__WHAT NEEDS TO BE DONE__
Copy everything from the start of the items down to and including the line that contains "- code-kw: cd: [500, 312, 527, 346]", keeping each line unchanged.

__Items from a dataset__
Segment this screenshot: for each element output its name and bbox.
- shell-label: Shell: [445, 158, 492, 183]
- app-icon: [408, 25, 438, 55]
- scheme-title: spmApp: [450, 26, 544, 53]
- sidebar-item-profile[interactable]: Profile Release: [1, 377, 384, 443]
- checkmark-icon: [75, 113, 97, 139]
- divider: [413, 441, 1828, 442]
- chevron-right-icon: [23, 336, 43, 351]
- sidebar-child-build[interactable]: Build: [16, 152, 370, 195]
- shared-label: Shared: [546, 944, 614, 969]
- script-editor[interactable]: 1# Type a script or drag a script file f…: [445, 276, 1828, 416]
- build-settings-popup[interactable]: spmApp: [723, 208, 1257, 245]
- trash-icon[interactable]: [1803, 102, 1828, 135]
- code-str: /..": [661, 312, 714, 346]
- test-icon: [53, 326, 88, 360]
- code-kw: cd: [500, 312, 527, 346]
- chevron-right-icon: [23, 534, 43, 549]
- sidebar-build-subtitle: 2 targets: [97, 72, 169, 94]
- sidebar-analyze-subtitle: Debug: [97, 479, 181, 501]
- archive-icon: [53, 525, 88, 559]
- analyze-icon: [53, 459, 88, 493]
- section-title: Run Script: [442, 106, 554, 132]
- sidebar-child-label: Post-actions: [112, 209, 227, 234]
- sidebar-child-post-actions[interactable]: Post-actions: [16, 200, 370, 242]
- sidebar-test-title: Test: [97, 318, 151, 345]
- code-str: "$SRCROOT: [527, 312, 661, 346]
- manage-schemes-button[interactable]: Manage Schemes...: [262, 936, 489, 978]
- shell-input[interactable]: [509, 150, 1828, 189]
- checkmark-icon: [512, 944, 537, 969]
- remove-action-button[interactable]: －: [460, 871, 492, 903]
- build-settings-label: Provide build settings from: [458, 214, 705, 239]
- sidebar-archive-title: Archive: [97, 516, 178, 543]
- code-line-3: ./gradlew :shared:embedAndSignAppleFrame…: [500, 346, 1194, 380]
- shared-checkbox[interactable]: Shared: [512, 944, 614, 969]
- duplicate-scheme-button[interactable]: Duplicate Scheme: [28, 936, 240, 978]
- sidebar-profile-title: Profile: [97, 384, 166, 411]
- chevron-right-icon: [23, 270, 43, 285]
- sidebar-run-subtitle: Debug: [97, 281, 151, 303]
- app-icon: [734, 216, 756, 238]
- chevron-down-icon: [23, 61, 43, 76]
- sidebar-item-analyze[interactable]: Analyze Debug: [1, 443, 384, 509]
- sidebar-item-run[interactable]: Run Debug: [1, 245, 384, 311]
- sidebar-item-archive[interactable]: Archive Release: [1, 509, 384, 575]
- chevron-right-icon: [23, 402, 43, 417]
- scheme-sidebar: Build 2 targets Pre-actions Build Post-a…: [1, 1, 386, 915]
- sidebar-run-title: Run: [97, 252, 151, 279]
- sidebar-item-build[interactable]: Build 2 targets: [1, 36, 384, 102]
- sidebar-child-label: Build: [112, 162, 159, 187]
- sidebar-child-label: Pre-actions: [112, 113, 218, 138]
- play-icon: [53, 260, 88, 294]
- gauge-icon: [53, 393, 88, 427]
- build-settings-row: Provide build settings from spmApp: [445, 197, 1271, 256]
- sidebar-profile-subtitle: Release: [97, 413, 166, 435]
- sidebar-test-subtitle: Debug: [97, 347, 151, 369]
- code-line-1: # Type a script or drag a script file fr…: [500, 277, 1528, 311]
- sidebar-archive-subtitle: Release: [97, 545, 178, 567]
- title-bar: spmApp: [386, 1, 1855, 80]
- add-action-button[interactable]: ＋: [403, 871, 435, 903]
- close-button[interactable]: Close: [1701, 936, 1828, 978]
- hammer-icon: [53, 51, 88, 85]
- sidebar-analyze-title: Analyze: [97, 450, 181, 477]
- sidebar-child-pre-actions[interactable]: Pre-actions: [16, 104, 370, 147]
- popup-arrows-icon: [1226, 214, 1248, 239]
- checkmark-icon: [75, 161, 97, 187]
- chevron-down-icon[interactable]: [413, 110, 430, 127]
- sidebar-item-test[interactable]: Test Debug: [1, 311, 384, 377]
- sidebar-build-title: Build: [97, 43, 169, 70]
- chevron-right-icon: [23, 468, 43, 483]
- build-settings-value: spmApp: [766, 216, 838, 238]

__WRITTEN ANSWER__
Segment this screenshot: for each element output its name and bbox.
- shell-label: Shell: [445, 158, 492, 183]
- app-icon: [408, 25, 438, 55]
- scheme-title: spmApp: [450, 26, 544, 53]
- sidebar-item-profile[interactable]: Profile Release: [1, 377, 384, 443]
- checkmark-icon: [75, 113, 97, 139]
- divider: [413, 441, 1828, 442]
- chevron-right-icon: [23, 336, 43, 351]
- sidebar-child-build[interactable]: Build: [16, 152, 370, 195]
- shared-label: Shared: [546, 944, 614, 969]
- script-editor[interactable]: 1# Type a script or drag a script file f…: [445, 276, 1828, 416]
- build-settings-popup[interactable]: spmApp: [723, 208, 1257, 245]
- trash-icon[interactable]: [1803, 102, 1828, 135]
- code-str: /..": [661, 312, 714, 346]
- test-icon: [53, 326, 88, 360]
- code-kw: cd: [500, 312, 527, 346]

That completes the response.